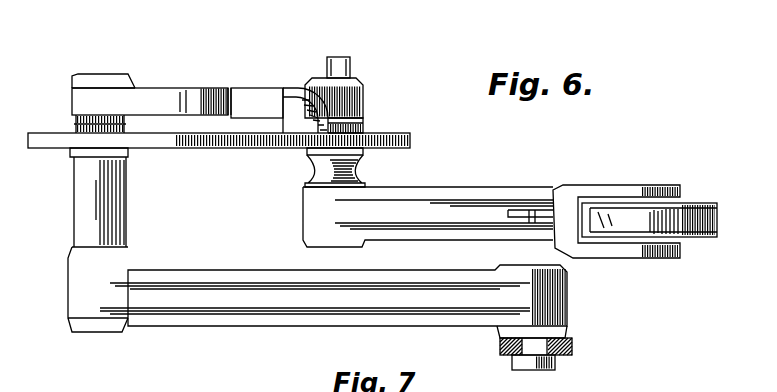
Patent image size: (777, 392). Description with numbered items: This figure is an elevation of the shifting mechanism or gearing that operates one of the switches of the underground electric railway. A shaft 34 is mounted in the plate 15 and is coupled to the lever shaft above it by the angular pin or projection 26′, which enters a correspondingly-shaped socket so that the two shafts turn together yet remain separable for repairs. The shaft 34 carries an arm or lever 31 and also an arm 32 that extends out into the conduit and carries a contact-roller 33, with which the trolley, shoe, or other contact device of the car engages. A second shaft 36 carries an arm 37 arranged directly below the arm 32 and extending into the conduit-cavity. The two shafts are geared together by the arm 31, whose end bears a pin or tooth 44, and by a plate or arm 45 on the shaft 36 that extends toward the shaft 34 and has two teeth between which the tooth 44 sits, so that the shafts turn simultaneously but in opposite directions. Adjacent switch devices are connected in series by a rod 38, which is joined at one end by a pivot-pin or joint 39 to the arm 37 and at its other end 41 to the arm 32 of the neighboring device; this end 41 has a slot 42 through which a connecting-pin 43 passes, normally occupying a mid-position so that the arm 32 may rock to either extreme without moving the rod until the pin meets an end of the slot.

The plate 15 is at (213, 151).
The angular pin or projection 26′ is at (341, 63).
The arm or lever 31 is at (257, 103).
The arm 32 is at (452, 210).
The contact-roller 33 is at (718, 225).
The shaft 34 is at (348, 167).
The shaft 36 is at (128, 209).
The arm 37 is at (317, 292).
The rod 38 is at (500, 347).
The pivot-pin or joint 39 is at (536, 371).
The end of the rod 41 is at (510, 220).
The slot 42 is at (532, 217).
The connecting-pin 43 is at (537, 198).
The pin or tooth 44 is at (229, 86).
The plate or arm 45 is at (150, 103).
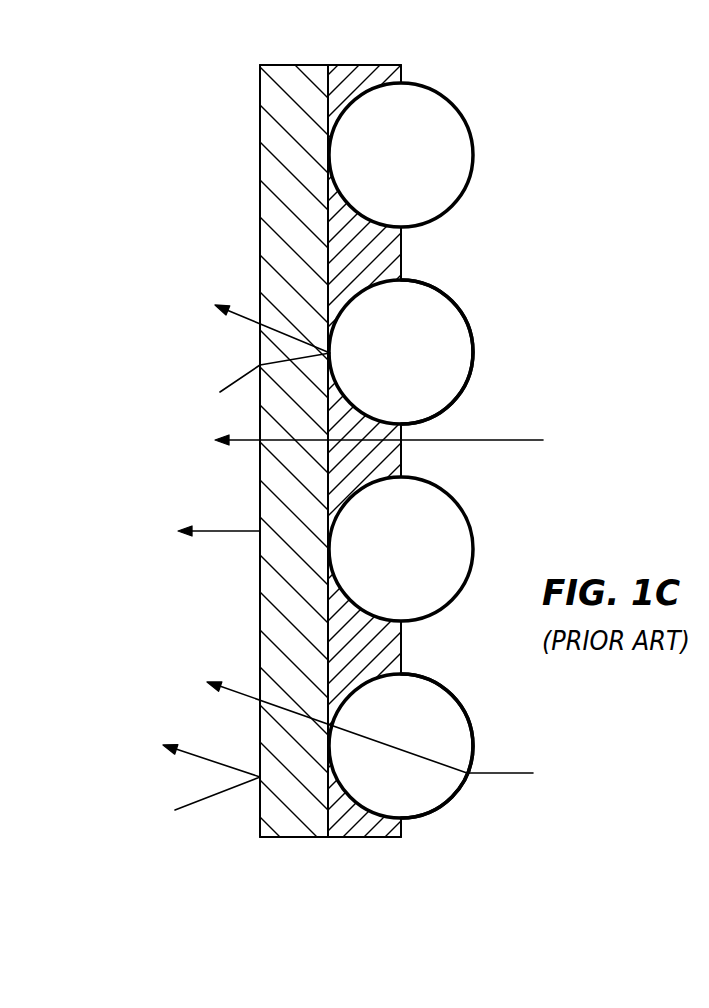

....

* _Задание_: Перенесите строки из всех записей в нумерованный список, пропустив пустые строки. Изображения в ответ не включайте.

* _Результат выполнения_:
1. Patent image size: (777, 392). Description with numbered items: This figure is an elevation of the shifting mechanism or gearing that operates one of the switches of the underground electric railway. A shaft 34 is mounted in the plate 15 and is coupled to the lever shaft above it by the angular pin or projection 26′, which enters a correspondingly-shaped socket so that the two shafts turn together yet remain separable for repairs. The shaft 34 carries an arm or lever 31 and also an arm 32 that extends out into the conduit and carries a contact-roller 33, with which the trolley, shoe, or other contact device of the car engages. A second shaft 36 carries an arm 37 arranged directly below the arm 32 and extending into the conduit-cavity. The two shafts are geared together by the arm 31, whose end bears a pin or tooth 44, and by a plate or arm 45 on the shaft 36 that extends toward the shaft 34 and has two teeth between which the tooth 44 sits, so that the shafts turn simultaneously but in opposite directions. Adjacent switch devices are connected in series by a rod 38, which is joined at one end by a pivot-pin or joint 39 to the arm 37 and at its other end 41 to the arm 32 of the neighboring device; this end 41 has a slot 42 through which a connecting-pin 43 passes, normally occupying a mid-position so that the arm 32 may rock to either extreme without moving the rod until the pin meets an end of the slot.
2. The plate 15 is at (213, 151).
3. The angular pin or projection 26′ is at (341, 63).
4. The arm or lever 31 is at (257, 103).
5. The arm 32 is at (452, 210).
6. The contact-roller 33 is at (718, 225).
7. The shaft 34 is at (348, 167).
8. The shaft 36 is at (128, 209).
9. The arm 37 is at (317, 292).
10. The rod 38 is at (500, 347).
11. The pivot-pin or joint 39 is at (536, 371).
12. The end of the rod 41 is at (510, 220).
13. The slot 42 is at (532, 217).
14. The connecting-pin 43 is at (537, 198).
15. The pin or tooth 44 is at (229, 86).
16. The plate or arm 45 is at (150, 103).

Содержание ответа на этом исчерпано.